#### SOURCE DATA
++++

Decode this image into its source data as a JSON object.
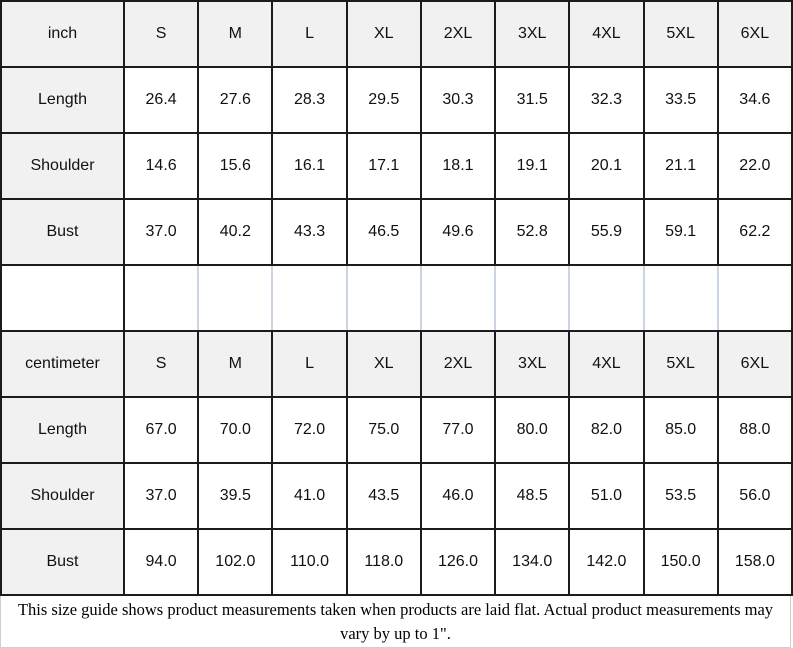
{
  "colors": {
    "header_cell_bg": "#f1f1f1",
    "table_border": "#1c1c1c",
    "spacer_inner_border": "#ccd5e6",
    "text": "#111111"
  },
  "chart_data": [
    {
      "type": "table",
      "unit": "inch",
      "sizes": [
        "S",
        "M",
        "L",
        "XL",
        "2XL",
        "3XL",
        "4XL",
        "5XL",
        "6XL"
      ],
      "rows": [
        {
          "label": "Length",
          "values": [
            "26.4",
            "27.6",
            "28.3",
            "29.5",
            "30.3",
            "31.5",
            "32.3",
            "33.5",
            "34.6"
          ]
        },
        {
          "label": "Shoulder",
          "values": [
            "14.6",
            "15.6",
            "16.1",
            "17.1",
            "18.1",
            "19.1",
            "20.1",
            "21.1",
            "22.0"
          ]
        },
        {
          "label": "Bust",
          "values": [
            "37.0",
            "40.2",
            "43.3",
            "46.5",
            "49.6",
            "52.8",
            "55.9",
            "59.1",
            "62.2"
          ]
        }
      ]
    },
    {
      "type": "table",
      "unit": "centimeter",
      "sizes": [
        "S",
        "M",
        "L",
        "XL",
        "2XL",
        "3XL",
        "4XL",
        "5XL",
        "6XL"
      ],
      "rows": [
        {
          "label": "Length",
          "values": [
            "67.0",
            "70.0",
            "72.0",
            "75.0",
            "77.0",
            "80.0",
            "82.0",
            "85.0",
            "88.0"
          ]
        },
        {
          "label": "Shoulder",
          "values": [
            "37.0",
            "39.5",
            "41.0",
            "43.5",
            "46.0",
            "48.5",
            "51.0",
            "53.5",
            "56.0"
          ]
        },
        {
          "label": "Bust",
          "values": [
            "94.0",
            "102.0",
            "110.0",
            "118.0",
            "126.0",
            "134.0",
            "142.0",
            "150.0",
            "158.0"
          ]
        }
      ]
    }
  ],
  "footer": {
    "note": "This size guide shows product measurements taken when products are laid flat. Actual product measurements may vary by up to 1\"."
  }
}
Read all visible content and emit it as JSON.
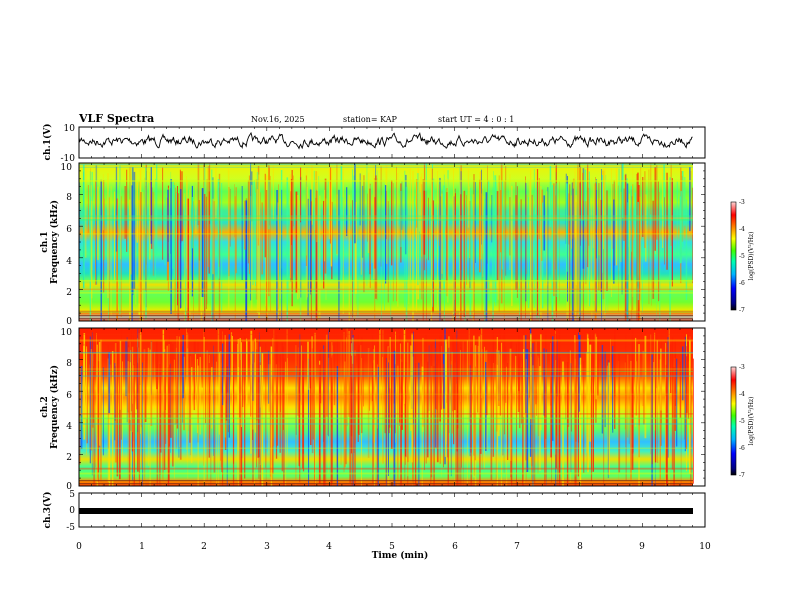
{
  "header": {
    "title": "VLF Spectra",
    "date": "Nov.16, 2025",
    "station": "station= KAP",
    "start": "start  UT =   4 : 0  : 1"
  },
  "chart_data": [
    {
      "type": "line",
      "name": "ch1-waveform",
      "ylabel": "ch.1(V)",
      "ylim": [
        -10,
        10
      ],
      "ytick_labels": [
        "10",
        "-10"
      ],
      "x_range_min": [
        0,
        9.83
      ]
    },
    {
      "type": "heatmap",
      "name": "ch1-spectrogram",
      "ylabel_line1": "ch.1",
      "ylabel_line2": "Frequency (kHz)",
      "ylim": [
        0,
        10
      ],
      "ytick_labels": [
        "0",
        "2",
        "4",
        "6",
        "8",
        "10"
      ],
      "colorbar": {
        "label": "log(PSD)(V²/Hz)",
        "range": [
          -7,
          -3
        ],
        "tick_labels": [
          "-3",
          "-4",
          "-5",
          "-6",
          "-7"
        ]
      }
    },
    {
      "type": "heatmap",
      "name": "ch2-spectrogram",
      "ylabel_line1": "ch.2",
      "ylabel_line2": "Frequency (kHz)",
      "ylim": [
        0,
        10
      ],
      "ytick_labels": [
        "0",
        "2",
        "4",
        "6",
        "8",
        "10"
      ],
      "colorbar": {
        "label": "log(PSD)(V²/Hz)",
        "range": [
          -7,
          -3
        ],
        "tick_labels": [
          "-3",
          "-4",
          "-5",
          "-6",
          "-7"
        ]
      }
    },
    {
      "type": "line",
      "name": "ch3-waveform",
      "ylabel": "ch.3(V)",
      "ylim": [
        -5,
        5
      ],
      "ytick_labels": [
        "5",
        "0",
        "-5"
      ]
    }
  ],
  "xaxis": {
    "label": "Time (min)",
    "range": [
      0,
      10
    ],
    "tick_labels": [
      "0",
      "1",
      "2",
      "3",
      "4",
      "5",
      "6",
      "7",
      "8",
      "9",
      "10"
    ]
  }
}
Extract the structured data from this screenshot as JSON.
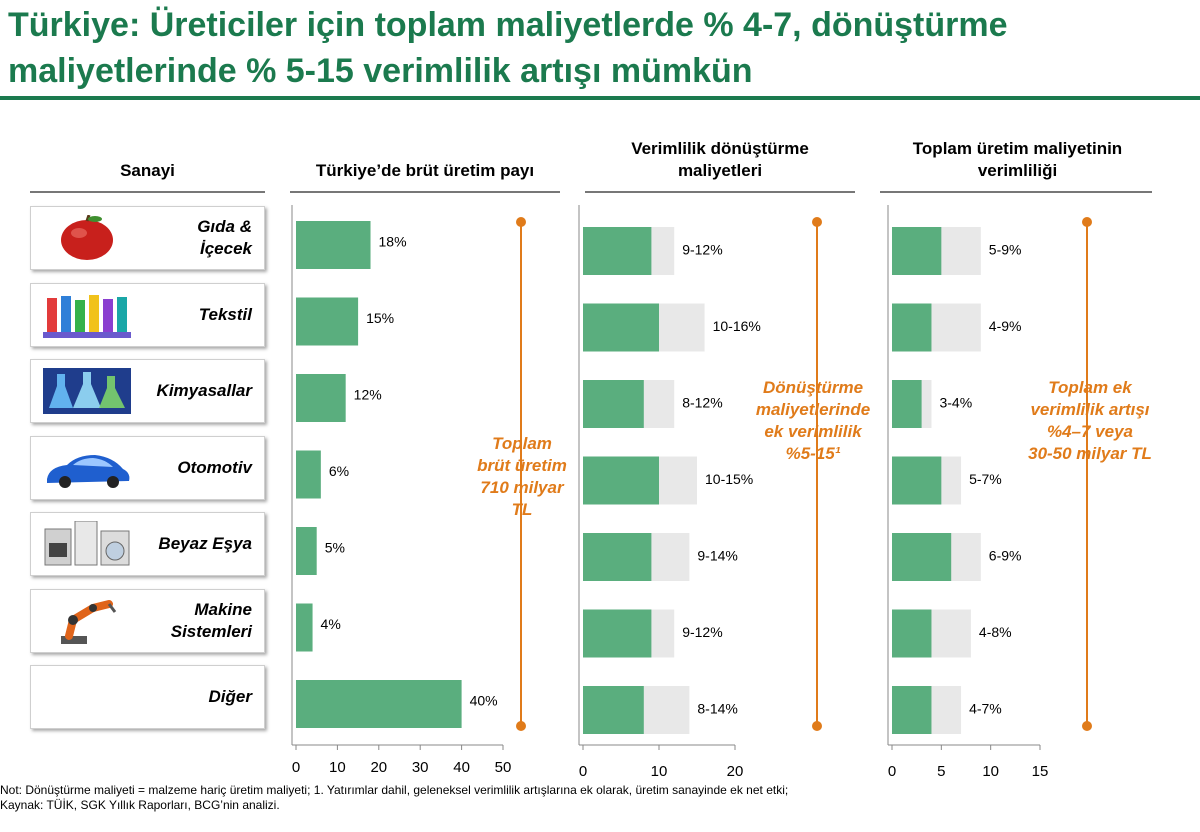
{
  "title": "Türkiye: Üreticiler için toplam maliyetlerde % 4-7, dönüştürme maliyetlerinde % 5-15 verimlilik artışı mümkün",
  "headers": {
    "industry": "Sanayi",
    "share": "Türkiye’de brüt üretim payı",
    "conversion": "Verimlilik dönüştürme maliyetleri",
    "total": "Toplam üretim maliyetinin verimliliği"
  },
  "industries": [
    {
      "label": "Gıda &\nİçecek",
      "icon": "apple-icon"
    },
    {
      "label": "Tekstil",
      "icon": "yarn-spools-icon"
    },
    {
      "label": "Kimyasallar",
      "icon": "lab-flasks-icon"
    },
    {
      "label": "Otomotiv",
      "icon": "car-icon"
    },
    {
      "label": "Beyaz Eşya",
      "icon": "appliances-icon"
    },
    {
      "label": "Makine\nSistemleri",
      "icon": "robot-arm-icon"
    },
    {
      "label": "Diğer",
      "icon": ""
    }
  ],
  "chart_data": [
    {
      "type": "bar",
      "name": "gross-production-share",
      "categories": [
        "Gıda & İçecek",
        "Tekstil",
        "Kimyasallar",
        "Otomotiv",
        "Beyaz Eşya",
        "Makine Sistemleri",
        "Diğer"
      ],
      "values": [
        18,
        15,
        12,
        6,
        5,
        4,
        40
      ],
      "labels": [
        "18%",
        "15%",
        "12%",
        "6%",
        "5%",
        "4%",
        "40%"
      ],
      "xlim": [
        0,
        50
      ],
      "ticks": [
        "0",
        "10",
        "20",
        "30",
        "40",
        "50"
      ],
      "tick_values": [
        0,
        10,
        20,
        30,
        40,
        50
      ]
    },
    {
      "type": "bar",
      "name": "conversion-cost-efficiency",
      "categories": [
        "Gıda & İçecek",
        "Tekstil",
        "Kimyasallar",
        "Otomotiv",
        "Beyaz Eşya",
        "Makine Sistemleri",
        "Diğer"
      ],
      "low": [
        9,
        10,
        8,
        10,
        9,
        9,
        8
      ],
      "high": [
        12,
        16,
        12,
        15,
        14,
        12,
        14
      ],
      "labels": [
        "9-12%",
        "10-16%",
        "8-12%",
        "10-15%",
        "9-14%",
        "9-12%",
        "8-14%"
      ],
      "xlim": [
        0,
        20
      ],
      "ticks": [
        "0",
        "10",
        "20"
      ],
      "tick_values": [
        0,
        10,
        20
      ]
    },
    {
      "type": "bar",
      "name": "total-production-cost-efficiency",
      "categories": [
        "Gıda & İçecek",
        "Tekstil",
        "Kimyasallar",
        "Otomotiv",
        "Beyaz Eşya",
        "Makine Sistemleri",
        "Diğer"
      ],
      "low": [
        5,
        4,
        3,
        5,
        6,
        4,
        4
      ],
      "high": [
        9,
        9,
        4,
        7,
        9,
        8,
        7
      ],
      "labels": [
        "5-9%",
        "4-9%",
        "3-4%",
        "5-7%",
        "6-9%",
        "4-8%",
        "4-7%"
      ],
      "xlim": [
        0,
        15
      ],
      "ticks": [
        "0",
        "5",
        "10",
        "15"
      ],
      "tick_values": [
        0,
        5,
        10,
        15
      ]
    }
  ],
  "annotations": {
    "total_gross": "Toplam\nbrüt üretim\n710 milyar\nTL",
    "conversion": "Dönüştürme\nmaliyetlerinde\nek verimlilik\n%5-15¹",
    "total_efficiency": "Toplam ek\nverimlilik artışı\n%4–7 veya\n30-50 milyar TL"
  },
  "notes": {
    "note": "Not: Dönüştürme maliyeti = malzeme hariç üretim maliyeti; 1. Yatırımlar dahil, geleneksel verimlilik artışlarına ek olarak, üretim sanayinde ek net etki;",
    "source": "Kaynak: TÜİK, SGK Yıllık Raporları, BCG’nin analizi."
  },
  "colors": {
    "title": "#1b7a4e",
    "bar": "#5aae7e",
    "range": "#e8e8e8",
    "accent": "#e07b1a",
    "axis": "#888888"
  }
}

++++

#### WHAT YOU HAVE TO DO
Identify the lines in the entries above that contain "JSON", then copy them out.

#### FULL SOLUTION
Decode this image into its source data as a JSON object.
Read all visible content and emit it as JSON.
Extract the structured data from this screenshot as JSON.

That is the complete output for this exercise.